Data to use =
========================================

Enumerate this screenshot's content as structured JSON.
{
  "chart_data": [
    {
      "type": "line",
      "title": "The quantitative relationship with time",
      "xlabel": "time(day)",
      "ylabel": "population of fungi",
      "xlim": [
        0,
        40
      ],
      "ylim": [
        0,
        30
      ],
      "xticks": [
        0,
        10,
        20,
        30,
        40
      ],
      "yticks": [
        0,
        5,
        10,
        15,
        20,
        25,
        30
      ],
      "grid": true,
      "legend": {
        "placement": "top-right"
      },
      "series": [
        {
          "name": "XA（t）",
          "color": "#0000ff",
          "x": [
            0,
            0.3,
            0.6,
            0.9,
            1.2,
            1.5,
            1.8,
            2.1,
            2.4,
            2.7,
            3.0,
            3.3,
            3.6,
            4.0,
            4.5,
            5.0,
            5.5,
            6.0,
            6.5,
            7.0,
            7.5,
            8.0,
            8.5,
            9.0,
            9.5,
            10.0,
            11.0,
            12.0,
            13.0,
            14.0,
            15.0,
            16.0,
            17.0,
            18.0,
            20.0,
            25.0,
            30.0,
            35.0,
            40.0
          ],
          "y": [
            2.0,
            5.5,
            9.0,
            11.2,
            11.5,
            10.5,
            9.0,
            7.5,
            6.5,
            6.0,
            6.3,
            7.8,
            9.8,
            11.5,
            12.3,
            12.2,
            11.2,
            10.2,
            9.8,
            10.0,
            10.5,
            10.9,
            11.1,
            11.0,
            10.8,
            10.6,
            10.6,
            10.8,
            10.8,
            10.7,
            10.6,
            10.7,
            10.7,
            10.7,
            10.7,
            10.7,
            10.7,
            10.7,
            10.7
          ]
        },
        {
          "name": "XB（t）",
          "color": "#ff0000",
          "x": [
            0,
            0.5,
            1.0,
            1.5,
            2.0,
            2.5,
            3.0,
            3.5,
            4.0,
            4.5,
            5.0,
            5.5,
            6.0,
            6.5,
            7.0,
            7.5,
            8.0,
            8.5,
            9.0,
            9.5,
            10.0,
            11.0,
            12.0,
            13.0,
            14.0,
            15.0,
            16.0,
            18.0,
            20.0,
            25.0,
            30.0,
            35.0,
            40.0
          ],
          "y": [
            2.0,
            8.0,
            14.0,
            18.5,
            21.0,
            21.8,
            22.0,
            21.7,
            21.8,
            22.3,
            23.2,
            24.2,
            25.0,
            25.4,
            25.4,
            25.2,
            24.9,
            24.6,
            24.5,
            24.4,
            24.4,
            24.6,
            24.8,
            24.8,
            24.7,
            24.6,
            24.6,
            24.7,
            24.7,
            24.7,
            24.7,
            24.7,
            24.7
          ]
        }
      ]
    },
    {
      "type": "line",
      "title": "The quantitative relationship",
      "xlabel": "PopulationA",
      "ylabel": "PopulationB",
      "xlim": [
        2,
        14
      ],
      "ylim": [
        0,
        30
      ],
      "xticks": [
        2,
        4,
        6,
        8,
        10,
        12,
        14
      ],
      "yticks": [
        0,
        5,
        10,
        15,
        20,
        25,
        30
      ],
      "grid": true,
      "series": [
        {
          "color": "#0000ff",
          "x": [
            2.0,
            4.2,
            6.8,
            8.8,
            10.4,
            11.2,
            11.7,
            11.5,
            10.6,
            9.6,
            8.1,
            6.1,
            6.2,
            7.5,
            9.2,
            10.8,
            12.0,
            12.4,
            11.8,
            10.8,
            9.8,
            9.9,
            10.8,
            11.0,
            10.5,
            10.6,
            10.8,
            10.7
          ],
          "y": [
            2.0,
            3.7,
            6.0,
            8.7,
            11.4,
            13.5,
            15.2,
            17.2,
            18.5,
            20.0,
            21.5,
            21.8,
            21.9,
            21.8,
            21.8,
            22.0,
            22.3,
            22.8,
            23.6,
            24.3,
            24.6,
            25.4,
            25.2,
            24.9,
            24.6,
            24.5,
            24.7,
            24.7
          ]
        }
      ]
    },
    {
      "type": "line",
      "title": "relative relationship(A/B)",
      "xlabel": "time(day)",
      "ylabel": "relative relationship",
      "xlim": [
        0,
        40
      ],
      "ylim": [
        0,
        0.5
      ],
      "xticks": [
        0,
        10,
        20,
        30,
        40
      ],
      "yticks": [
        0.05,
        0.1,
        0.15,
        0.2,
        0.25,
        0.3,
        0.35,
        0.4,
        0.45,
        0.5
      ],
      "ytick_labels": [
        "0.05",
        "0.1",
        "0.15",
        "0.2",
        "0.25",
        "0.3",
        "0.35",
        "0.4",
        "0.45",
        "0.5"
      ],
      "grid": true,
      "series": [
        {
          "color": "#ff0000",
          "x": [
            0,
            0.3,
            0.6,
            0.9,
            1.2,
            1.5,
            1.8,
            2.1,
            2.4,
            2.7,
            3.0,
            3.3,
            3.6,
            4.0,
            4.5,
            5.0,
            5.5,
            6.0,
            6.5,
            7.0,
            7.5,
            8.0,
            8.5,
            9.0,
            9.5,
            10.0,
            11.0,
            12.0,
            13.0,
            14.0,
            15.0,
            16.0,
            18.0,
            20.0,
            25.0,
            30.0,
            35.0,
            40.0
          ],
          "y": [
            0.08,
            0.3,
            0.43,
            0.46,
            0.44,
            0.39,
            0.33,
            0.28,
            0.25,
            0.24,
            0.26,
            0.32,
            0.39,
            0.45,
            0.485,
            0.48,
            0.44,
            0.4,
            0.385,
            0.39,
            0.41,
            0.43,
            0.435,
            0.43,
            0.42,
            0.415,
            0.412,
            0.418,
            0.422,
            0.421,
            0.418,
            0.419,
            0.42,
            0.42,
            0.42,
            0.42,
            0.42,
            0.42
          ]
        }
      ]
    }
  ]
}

========================================

Your instructions =
Transcribe all of the material exactly. Omit nothing.

Finished exercise =
Enumerate this screenshot's content as structured JSON.
{
  "chart_data": [
    {
      "type": "line",
      "title": "The quantitative relationship with time",
      "xlabel": "time(day)",
      "ylabel": "population of fungi",
      "xlim": [
        0,
        40
      ],
      "ylim": [
        0,
        30
      ],
      "xticks": [
        0,
        10,
        20,
        30,
        40
      ],
      "yticks": [
        0,
        5,
        10,
        15,
        20,
        25,
        30
      ],
      "grid": true,
      "legend": {
        "placement": "top-right"
      },
      "series": [
        {
          "name": "XA（t）",
          "color": "#0000ff",
          "x": [
            0,
            0.3,
            0.6,
            0.9,
            1.2,
            1.5,
            1.8,
            2.1,
            2.4,
            2.7,
            3.0,
            3.3,
            3.6,
            4.0,
            4.5,
            5.0,
            5.5,
            6.0,
            6.5,
            7.0,
            7.5,
            8.0,
            8.5,
            9.0,
            9.5,
            10.0,
            11.0,
            12.0,
            13.0,
            14.0,
            15.0,
            16.0,
            17.0,
            18.0,
            20.0,
            25.0,
            30.0,
            35.0,
            40.0
          ],
          "y": [
            2.0,
            5.5,
            9.0,
            11.2,
            11.5,
            10.5,
            9.0,
            7.5,
            6.5,
            6.0,
            6.3,
            7.8,
            9.8,
            11.5,
            12.3,
            12.2,
            11.2,
            10.2,
            9.8,
            10.0,
            10.5,
            10.9,
            11.1,
            11.0,
            10.8,
            10.6,
            10.6,
            10.8,
            10.8,
            10.7,
            10.6,
            10.7,
            10.7,
            10.7,
            10.7,
            10.7,
            10.7,
            10.7,
            10.7
          ]
        },
        {
          "name": "XB（t）",
          "color": "#ff0000",
          "x": [
            0,
            0.5,
            1.0,
            1.5,
            2.0,
            2.5,
            3.0,
            3.5,
            4.0,
            4.5,
            5.0,
            5.5,
            6.0,
            6.5,
            7.0,
            7.5,
            8.0,
            8.5,
            9.0,
            9.5,
            10.0,
            11.0,
            12.0,
            13.0,
            14.0,
            15.0,
            16.0,
            18.0,
            20.0,
            25.0,
            30.0,
            35.0,
            40.0
          ],
          "y": [
            2.0,
            8.0,
            14.0,
            18.5,
            21.0,
            21.8,
            22.0,
            21.7,
            21.8,
            22.3,
            23.2,
            24.2,
            25.0,
            25.4,
            25.4,
            25.2,
            24.9,
            24.6,
            24.5,
            24.4,
            24.4,
            24.6,
            24.8,
            24.8,
            24.7,
            24.6,
            24.6,
            24.7,
            24.7,
            24.7,
            24.7,
            24.7,
            24.7
          ]
        }
      ]
    },
    {
      "type": "line",
      "title": "The quantitative relationship",
      "xlabel": "PopulationA",
      "ylabel": "PopulationB",
      "xlim": [
        2,
        14
      ],
      "ylim": [
        0,
        30
      ],
      "xticks": [
        2,
        4,
        6,
        8,
        10,
        12,
        14
      ],
      "yticks": [
        0,
        5,
        10,
        15,
        20,
        25,
        30
      ],
      "grid": true,
      "series": [
        {
          "color": "#0000ff",
          "x": [
            2.0,
            4.2,
            6.8,
            8.8,
            10.4,
            11.2,
            11.7,
            11.5,
            10.6,
            9.6,
            8.1,
            6.1,
            6.2,
            7.5,
            9.2,
            10.8,
            12.0,
            12.4,
            11.8,
            10.8,
            9.8,
            9.9,
            10.8,
            11.0,
            10.5,
            10.6,
            10.8,
            10.7
          ],
          "y": [
            2.0,
            3.7,
            6.0,
            8.7,
            11.4,
            13.5,
            15.2,
            17.2,
            18.5,
            20.0,
            21.5,
            21.8,
            21.9,
            21.8,
            21.8,
            22.0,
            22.3,
            22.8,
            23.6,
            24.3,
            24.6,
            25.4,
            25.2,
            24.9,
            24.6,
            24.5,
            24.7,
            24.7
          ]
        }
      ]
    },
    {
      "type": "line",
      "title": "relative relationship(A/B)",
      "xlabel": "time(day)",
      "ylabel": "relative relationship",
      "xlim": [
        0,
        40
      ],
      "ylim": [
        0,
        0.5
      ],
      "xticks": [
        0,
        10,
        20,
        30,
        40
      ],
      "yticks": [
        0.05,
        0.1,
        0.15,
        0.2,
        0.25,
        0.3,
        0.35,
        0.4,
        0.45,
        0.5
      ],
      "ytick_labels": [
        "0.05",
        "0.1",
        "0.15",
        "0.2",
        "0.25",
        "0.3",
        "0.35",
        "0.4",
        "0.45",
        "0.5"
      ],
      "grid": true,
      "series": [
        {
          "color": "#ff0000",
          "x": [
            0,
            0.3,
            0.6,
            0.9,
            1.2,
            1.5,
            1.8,
            2.1,
            2.4,
            2.7,
            3.0,
            3.3,
            3.6,
            4.0,
            4.5,
            5.0,
            5.5,
            6.0,
            6.5,
            7.0,
            7.5,
            8.0,
            8.5,
            9.0,
            9.5,
            10.0,
            11.0,
            12.0,
            13.0,
            14.0,
            15.0,
            16.0,
            18.0,
            20.0,
            25.0,
            30.0,
            35.0,
            40.0
          ],
          "y": [
            0.08,
            0.3,
            0.43,
            0.46,
            0.44,
            0.39,
            0.33,
            0.28,
            0.25,
            0.24,
            0.26,
            0.32,
            0.39,
            0.45,
            0.485,
            0.48,
            0.44,
            0.4,
            0.385,
            0.39,
            0.41,
            0.43,
            0.435,
            0.43,
            0.42,
            0.415,
            0.412,
            0.418,
            0.422,
            0.421,
            0.418,
            0.419,
            0.42,
            0.42,
            0.42,
            0.42,
            0.42,
            0.42
          ]
        }
      ]
    }
  ]
}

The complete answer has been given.